■ **Given instruction**: Word for word, copy all the data and drop the pictures.

■ **Provided data**:
· · · · ·
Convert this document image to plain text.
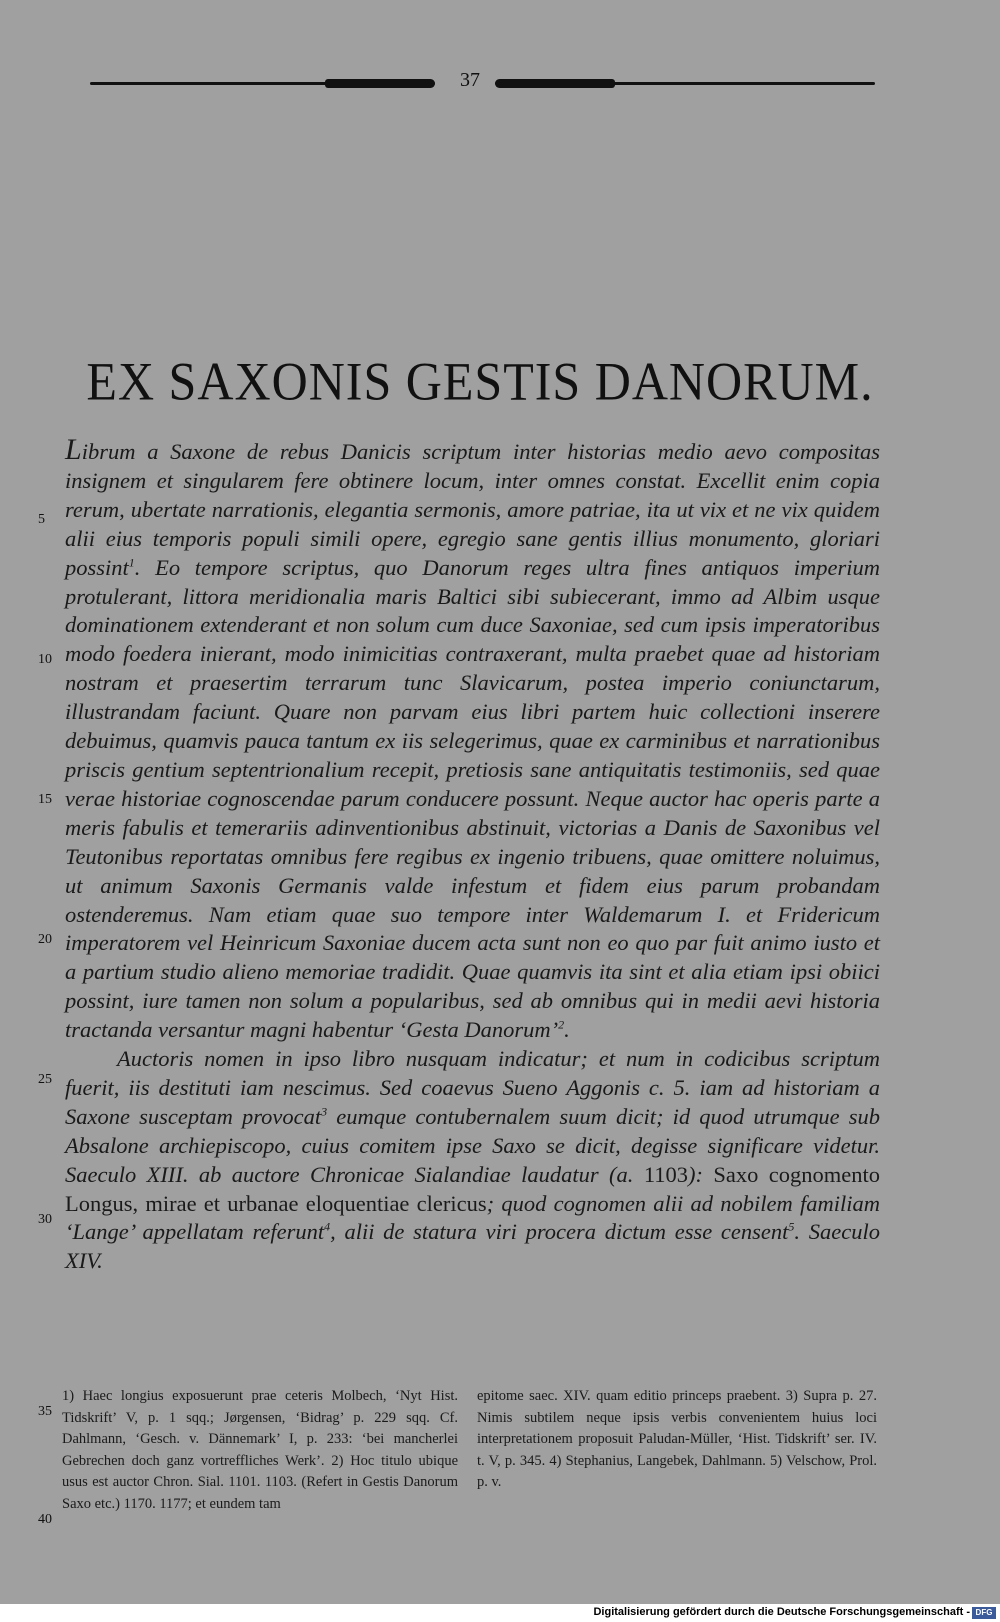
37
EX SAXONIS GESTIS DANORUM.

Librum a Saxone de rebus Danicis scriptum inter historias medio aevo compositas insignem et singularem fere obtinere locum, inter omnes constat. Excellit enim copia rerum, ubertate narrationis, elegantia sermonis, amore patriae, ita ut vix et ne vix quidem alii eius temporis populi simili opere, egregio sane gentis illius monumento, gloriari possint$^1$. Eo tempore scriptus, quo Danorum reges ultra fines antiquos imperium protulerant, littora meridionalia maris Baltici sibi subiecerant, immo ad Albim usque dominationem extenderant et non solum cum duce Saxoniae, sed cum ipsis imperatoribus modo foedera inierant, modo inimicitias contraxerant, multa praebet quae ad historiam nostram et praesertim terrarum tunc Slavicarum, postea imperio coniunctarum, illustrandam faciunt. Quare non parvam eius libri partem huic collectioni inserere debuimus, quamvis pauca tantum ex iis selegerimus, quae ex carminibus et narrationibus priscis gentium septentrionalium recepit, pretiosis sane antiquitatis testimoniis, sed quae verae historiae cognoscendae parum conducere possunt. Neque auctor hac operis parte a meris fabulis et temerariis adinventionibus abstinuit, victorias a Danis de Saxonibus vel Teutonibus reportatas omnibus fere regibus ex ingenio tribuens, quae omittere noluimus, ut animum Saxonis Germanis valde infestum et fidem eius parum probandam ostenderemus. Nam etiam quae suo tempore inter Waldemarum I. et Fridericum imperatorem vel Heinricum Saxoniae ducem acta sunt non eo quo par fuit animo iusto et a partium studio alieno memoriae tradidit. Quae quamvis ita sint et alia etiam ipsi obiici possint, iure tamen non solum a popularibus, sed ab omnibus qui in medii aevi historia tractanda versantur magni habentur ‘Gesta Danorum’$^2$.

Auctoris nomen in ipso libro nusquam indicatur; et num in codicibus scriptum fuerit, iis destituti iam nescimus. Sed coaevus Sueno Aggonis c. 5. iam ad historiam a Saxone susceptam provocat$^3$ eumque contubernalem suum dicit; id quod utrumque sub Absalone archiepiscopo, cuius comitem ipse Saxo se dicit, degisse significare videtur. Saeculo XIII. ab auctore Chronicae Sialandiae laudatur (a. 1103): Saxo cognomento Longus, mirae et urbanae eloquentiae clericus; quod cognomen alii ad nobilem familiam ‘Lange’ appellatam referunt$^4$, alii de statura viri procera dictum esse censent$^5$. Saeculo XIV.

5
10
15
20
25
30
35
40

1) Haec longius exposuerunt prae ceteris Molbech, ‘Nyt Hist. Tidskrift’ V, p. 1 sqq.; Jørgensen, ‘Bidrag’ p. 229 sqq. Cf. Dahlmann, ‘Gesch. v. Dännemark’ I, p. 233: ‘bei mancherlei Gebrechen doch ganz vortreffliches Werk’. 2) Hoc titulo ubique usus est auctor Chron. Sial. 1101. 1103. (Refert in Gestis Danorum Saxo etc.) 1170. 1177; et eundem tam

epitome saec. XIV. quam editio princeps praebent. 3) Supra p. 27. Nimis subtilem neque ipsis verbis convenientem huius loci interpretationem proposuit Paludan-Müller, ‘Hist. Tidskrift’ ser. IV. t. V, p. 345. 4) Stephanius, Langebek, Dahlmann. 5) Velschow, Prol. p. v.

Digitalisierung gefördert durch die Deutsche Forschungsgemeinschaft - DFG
· · · · ·
■ **Solution**:
Convert this document image to plain text.
37
EX SAXONIS GESTIS DANORUM.

Librum a Saxone de rebus Danicis scriptum inter historias medio aevo compositas insignem et singularem fere obtinere locum, inter omnes constat. Excellit enim copia rerum, ubertate narrationis, elegantia sermonis, amore patriae, ita ut vix et ne vix quidem alii eius temporis populi simili opere, egregio sane gentis illius monumento, gloriari possint$^1$. Eo tempore scriptus, quo Danorum reges ultra fines antiquos imperium protulerant, littora meridionalia maris Baltici sibi subiecerant, immo ad Albim usque dominationem extenderant et non solum cum duce Saxoniae, sed cum ipsis imperatoribus modo foedera inierant, modo inimicitias contraxerant, multa praebet quae ad historiam nostram et praesertim terrarum tunc Slavicarum, postea imperio coniunctarum, illustrandam faciunt. Quare non parvam eius libri partem huic collectioni inserere debuimus, quamvis pauca tantum ex iis selegerimus, quae ex carminibus et narrationibus priscis gentium septentrionalium recepit, pretiosis sane antiquitatis testimoniis, sed quae verae historiae cognoscendae parum conducere possunt. Neque auctor hac operis parte a meris fabulis et temerariis adinventionibus abstinuit, victorias a Danis de Saxonibus vel Teutonibus reportatas omnibus fere regibus ex ingenio tribuens, quae omittere noluimus, ut animum Saxonis Germanis valde infestum et fidem eius parum probandam ostenderemus. Nam etiam quae suo tempore inter Waldemarum I. et Fridericum imperatorem vel Heinricum Saxoniae ducem acta sunt non eo quo par fuit animo iusto et a partium studio alieno memoriae tradidit. Quae quamvis ita sint et alia etiam ipsi obiici possint, iure tamen non solum a popularibus, sed ab omnibus qui in medii aevi historia tractanda versantur magni habentur ‘Gesta Danorum’$^2$.

Auctoris nomen in ipso libro nusquam indicatur; et num in codicibus scriptum fuerit, iis destituti iam nescimus. Sed coaevus Sueno Aggonis c. 5. iam ad historiam a Saxone susceptam provocat$^3$ eumque contubernalem suum dicit; id quod utrumque sub Absalone archiepiscopo, cuius comitem ipse Saxo se dicit, degisse significare videtur. Saeculo XIII. ab auctore Chronicae Sialandiae laudatur (a. 1103): Saxo cognomento Longus, mirae et urbanae eloquentiae clericus; quod cognomen alii ad nobilem familiam ‘Lange’ appellatam referunt$^4$, alii de statura viri procera dictum esse censent$^5$. Saeculo XIV.

5
10
15
20
25
30
35
40

1) Haec longius exposuerunt prae ceteris Molbech, ‘Nyt Hist. Tidskrift’ V, p. 1 sqq.; Jørgensen, ‘Bidrag’ p. 229 sqq. Cf. Dahlmann, ‘Gesch. v. Dännemark’ I, p. 233: ‘bei mancherlei Gebrechen doch ganz vortreffliches Werk’. 2) Hoc titulo ubique usus est auctor Chron. Sial. 1101. 1103. (Refert in Gestis Danorum Saxo etc.) 1170. 1177; et eundem tam

epitome saec. XIV. quam editio princeps praebent. 3) Supra p. 27. Nimis subtilem neque ipsis verbis convenientem huius loci interpretationem proposuit Paludan-Müller, ‘Hist. Tidskrift’ ser. IV. t. V, p. 345. 4) Stephanius, Langebek, Dahlmann. 5) Velschow, Prol. p. v.

Digitalisierung gefördert durch die Deutsche Forschungsgemeinschaft - DFG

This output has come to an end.